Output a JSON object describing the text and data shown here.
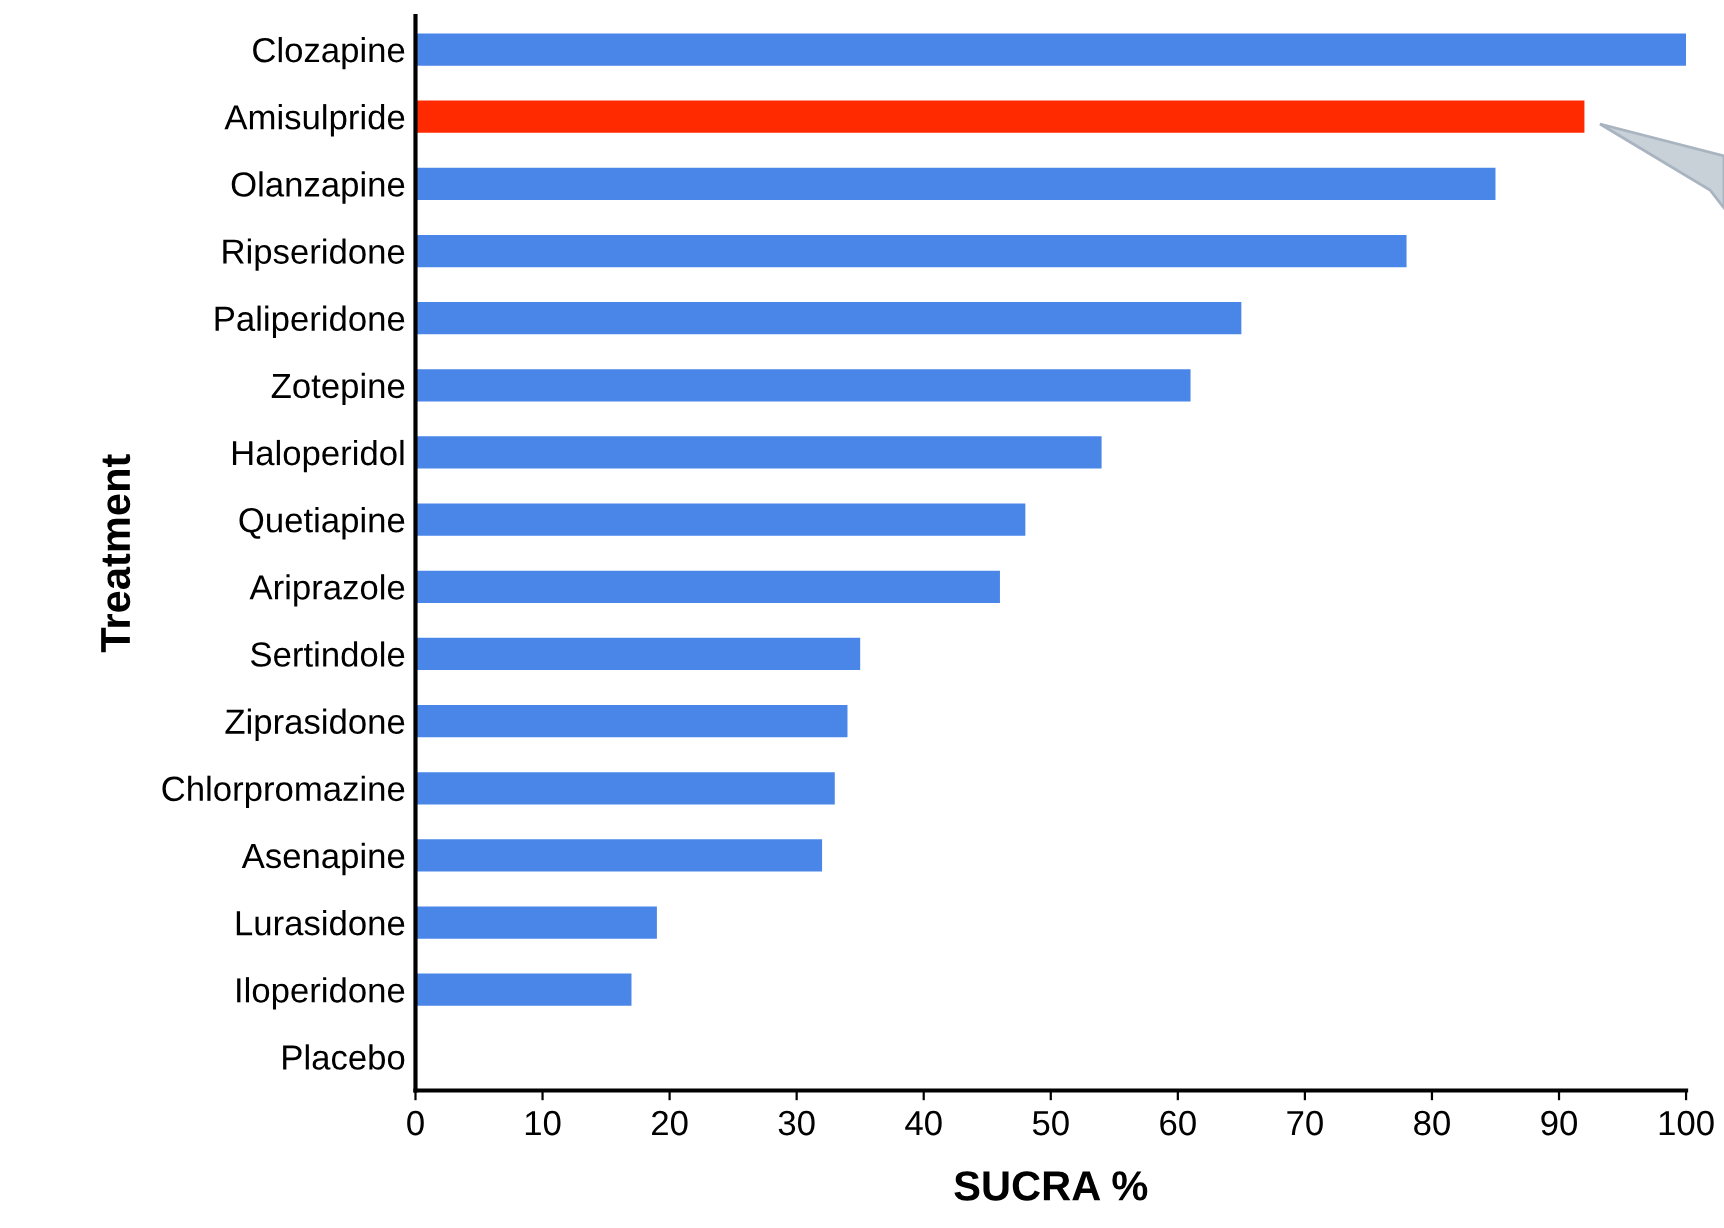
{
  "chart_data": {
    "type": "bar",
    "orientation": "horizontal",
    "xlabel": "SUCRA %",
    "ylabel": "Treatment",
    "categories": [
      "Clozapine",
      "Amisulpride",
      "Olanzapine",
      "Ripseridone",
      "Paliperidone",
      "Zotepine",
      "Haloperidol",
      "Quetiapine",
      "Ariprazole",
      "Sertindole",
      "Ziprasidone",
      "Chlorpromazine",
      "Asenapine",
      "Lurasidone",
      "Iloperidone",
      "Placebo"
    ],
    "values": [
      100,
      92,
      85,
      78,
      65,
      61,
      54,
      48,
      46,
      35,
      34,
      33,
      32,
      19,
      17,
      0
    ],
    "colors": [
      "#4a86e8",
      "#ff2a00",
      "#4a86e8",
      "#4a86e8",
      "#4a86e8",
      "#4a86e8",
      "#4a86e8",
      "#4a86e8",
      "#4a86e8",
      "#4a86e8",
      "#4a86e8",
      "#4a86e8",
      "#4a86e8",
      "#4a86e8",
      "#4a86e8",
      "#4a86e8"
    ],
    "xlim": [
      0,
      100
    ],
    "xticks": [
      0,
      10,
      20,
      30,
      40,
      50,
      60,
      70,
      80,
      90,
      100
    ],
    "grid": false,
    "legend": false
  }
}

━━━━━━━━━━━━━━━━━━━━

> _The task_:
Each entry gets copied exactly; the pictures stay out.

> _Written solution_:
Output a JSON object describing the text and data shown here.
{
  "chart_data": {
    "type": "bar",
    "orientation": "horizontal",
    "xlabel": "SUCRA %",
    "ylabel": "Treatment",
    "categories": [
      "Clozapine",
      "Amisulpride",
      "Olanzapine",
      "Ripseridone",
      "Paliperidone",
      "Zotepine",
      "Haloperidol",
      "Quetiapine",
      "Ariprazole",
      "Sertindole",
      "Ziprasidone",
      "Chlorpromazine",
      "Asenapine",
      "Lurasidone",
      "Iloperidone",
      "Placebo"
    ],
    "values": [
      100,
      92,
      85,
      78,
      65,
      61,
      54,
      48,
      46,
      35,
      34,
      33,
      32,
      19,
      17,
      0
    ],
    "colors": [
      "#4a86e8",
      "#ff2a00",
      "#4a86e8",
      "#4a86e8",
      "#4a86e8",
      "#4a86e8",
      "#4a86e8",
      "#4a86e8",
      "#4a86e8",
      "#4a86e8",
      "#4a86e8",
      "#4a86e8",
      "#4a86e8",
      "#4a86e8",
      "#4a86e8",
      "#4a86e8"
    ],
    "xlim": [
      0,
      100
    ],
    "xticks": [
      0,
      10,
      20,
      30,
      40,
      50,
      60,
      70,
      80,
      90,
      100
    ],
    "grid": false,
    "legend": false
  }
}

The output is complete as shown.